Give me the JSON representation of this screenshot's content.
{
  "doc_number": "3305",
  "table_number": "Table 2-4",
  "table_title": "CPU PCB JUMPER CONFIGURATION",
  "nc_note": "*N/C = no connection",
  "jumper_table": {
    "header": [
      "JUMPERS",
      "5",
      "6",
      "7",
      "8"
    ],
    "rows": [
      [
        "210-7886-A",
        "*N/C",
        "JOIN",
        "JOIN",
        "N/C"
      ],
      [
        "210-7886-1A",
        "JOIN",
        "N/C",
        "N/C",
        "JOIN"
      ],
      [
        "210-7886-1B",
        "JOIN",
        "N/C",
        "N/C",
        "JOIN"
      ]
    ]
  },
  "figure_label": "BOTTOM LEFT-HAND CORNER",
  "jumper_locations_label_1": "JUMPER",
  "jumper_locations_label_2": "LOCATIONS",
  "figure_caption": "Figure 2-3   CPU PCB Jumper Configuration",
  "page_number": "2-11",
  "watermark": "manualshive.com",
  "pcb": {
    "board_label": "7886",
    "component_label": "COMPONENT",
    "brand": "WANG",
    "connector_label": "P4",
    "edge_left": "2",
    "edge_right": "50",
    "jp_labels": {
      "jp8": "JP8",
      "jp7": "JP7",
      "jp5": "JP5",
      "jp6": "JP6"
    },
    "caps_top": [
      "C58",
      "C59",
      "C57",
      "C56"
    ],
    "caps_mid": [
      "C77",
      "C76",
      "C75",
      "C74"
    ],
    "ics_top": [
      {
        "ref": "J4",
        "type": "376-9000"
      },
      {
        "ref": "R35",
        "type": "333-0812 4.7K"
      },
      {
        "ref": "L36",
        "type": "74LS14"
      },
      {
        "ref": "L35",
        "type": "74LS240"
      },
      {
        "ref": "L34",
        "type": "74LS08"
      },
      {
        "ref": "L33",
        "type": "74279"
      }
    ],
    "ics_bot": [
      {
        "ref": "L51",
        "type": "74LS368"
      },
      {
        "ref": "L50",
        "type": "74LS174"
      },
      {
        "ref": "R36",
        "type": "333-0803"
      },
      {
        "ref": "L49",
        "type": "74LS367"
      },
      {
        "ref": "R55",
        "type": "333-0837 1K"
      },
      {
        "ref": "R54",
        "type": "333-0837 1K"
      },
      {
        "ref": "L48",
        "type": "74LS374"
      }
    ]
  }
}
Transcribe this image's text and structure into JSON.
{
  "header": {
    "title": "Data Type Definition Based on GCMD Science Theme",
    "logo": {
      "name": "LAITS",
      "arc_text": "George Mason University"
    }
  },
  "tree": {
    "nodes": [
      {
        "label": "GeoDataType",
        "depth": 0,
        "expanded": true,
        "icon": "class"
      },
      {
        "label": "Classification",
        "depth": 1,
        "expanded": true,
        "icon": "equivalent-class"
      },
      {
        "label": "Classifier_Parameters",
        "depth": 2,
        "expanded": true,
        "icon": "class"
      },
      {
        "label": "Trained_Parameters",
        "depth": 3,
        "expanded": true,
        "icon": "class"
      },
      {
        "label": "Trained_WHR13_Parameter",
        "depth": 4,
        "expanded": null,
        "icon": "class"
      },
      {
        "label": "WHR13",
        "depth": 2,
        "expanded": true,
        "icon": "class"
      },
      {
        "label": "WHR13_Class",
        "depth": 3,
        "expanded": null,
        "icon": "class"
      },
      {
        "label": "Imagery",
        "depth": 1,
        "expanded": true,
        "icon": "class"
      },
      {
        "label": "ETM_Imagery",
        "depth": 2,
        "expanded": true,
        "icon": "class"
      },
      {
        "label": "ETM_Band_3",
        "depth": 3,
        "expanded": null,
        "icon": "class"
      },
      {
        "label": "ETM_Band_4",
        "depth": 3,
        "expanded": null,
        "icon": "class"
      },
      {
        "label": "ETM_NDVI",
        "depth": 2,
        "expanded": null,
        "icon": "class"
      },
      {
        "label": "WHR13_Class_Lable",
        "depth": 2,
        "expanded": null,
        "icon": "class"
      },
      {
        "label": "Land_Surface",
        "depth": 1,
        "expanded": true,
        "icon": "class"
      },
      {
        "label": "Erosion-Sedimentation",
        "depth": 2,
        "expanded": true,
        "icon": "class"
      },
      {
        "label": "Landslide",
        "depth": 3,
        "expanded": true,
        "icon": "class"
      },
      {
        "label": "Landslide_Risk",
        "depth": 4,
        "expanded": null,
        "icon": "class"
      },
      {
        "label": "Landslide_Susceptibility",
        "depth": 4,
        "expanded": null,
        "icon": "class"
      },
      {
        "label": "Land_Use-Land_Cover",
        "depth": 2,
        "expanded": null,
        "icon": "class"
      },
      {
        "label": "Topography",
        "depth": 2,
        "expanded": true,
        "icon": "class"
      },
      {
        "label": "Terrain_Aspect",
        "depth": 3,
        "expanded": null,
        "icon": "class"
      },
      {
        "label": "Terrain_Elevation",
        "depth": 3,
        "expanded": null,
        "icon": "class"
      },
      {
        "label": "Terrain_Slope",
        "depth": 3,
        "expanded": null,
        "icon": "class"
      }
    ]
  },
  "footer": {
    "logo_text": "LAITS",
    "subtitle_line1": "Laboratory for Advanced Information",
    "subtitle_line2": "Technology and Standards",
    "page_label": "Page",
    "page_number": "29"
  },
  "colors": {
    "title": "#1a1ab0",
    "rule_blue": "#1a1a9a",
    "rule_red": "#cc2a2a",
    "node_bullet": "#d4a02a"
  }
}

※ ※ ※

Exercise aim:
Copy all the records above exactly, missing none.

Result:
Give me the JSON representation of this screenshot's content.
{
  "doc_number": "3305",
  "table_number": "Table 2-4",
  "table_title": "CPU PCB JUMPER CONFIGURATION",
  "nc_note": "*N/C = no connection",
  "jumper_table": {
    "header": [
      "JUMPERS",
      "5",
      "6",
      "7",
      "8"
    ],
    "rows": [
      [
        "210-7886-A",
        "*N/C",
        "JOIN",
        "JOIN",
        "N/C"
      ],
      [
        "210-7886-1A",
        "JOIN",
        "N/C",
        "N/C",
        "JOIN"
      ],
      [
        "210-7886-1B",
        "JOIN",
        "N/C",
        "N/C",
        "JOIN"
      ]
    ]
  },
  "figure_label": "BOTTOM LEFT-HAND CORNER",
  "jumper_locations_label_1": "JUMPER",
  "jumper_locations_label_2": "LOCATIONS",
  "figure_caption": "Figure 2-3   CPU PCB Jumper Configuration",
  "page_number": "2-11",
  "watermark": "manualshive.com",
  "pcb": {
    "board_label": "7886",
    "component_label": "COMPONENT",
    "brand": "WANG",
    "connector_label": "P4",
    "edge_left": "2",
    "edge_right": "50",
    "jp_labels": {
      "jp8": "JP8",
      "jp7": "JP7",
      "jp5": "JP5",
      "jp6": "JP6"
    },
    "caps_top": [
      "C58",
      "C59",
      "C57",
      "C56"
    ],
    "caps_mid": [
      "C77",
      "C76",
      "C75",
      "C74"
    ],
    "ics_top": [
      {
        "ref": "J4",
        "type": "376-9000"
      },
      {
        "ref": "R35",
        "type": "333-0812 4.7K"
      },
      {
        "ref": "L36",
        "type": "74LS14"
      },
      {
        "ref": "L35",
        "type": "74LS240"
      },
      {
        "ref": "L34",
        "type": "74LS08"
      },
      {
        "ref": "L33",
        "type": "74279"
      }
    ],
    "ics_bot": [
      {
        "ref": "L51",
        "type": "74LS368"
      },
      {
        "ref": "L50",
        "type": "74LS174"
      },
      {
        "ref": "R36",
        "type": "333-0803"
      },
      {
        "ref": "L49",
        "type": "74LS367"
      },
      {
        "ref": "R55",
        "type": "333-0837 1K"
      },
      {
        "ref": "R54",
        "type": "333-0837 1K"
      },
      {
        "ref": "L48",
        "type": "74LS374"
      }
    ]
  }
}
Transcribe this image's text and structure into JSON.
{
  "header": {
    "title": "Data Type Definition Based on GCMD Science Theme",
    "logo": {
      "name": "LAITS",
      "arc_text": "George Mason University"
    }
  },
  "tree": {
    "nodes": [
      {
        "label": "GeoDataType",
        "depth": 0,
        "expanded": true,
        "icon": "class"
      },
      {
        "label": "Classification",
        "depth": 1,
        "expanded": true,
        "icon": "equivalent-class"
      },
      {
        "label": "Classifier_Parameters",
        "depth": 2,
        "expanded": true,
        "icon": "class"
      },
      {
        "label": "Trained_Parameters",
        "depth": 3,
        "expanded": true,
        "icon": "class"
      },
      {
        "label": "Trained_WHR13_Parameter",
        "depth": 4,
        "expanded": null,
        "icon": "class"
      },
      {
        "label": "WHR13",
        "depth": 2,
        "expanded": true,
        "icon": "class"
      },
      {
        "label": "WHR13_Class",
        "depth": 3,
        "expanded": null,
        "icon": "class"
      },
      {
        "label": "Imagery",
        "depth": 1,
        "expanded": true,
        "icon": "class"
      },
      {
        "label": "ETM_Imagery",
        "depth": 2,
        "expanded": true,
        "icon": "class"
      },
      {
        "label": "ETM_Band_3",
        "depth": 3,
        "expanded": null,
        "icon": "class"
      },
      {
        "label": "ETM_Band_4",
        "depth": 3,
        "expanded": null,
        "icon": "class"
      },
      {
        "label": "ETM_NDVI",
        "depth": 2,
        "expanded": null,
        "icon": "class"
      },
      {
        "label": "WHR13_Class_Lable",
        "depth": 2,
        "expanded": null,
        "icon": "class"
      },
      {
        "label": "Land_Surface",
        "depth": 1,
        "expanded": true,
        "icon": "class"
      },
      {
        "label": "Erosion-Sedimentation",
        "depth": 2,
        "expanded": true,
        "icon": "class"
      },
      {
        "label": "Landslide",
        "depth": 3,
        "expanded": true,
        "icon": "class"
      },
      {
        "label": "Landslide_Risk",
        "depth": 4,
        "expanded": null,
        "icon": "class"
      },
      {
        "label": "Landslide_Susceptibility",
        "depth": 4,
        "expanded": null,
        "icon": "class"
      },
      {
        "label": "Land_Use-Land_Cover",
        "depth": 2,
        "expanded": null,
        "icon": "class"
      },
      {
        "label": "Topography",
        "depth": 2,
        "expanded": true,
        "icon": "class"
      },
      {
        "label": "Terrain_Aspect",
        "depth": 3,
        "expanded": null,
        "icon": "class"
      },
      {
        "label": "Terrain_Elevation",
        "depth": 3,
        "expanded": null,
        "icon": "class"
      },
      {
        "label": "Terrain_Slope",
        "depth": 3,
        "expanded": null,
        "icon": "class"
      }
    ]
  },
  "footer": {
    "logo_text": "LAITS",
    "subtitle_line1": "Laboratory for Advanced Information",
    "subtitle_line2": "Technology and Standards",
    "page_label": "Page",
    "page_number": "29"
  },
  "colors": {
    "title": "#1a1ab0",
    "rule_blue": "#1a1a9a",
    "rule_red": "#cc2a2a",
    "node_bullet": "#d4a02a"
  }
}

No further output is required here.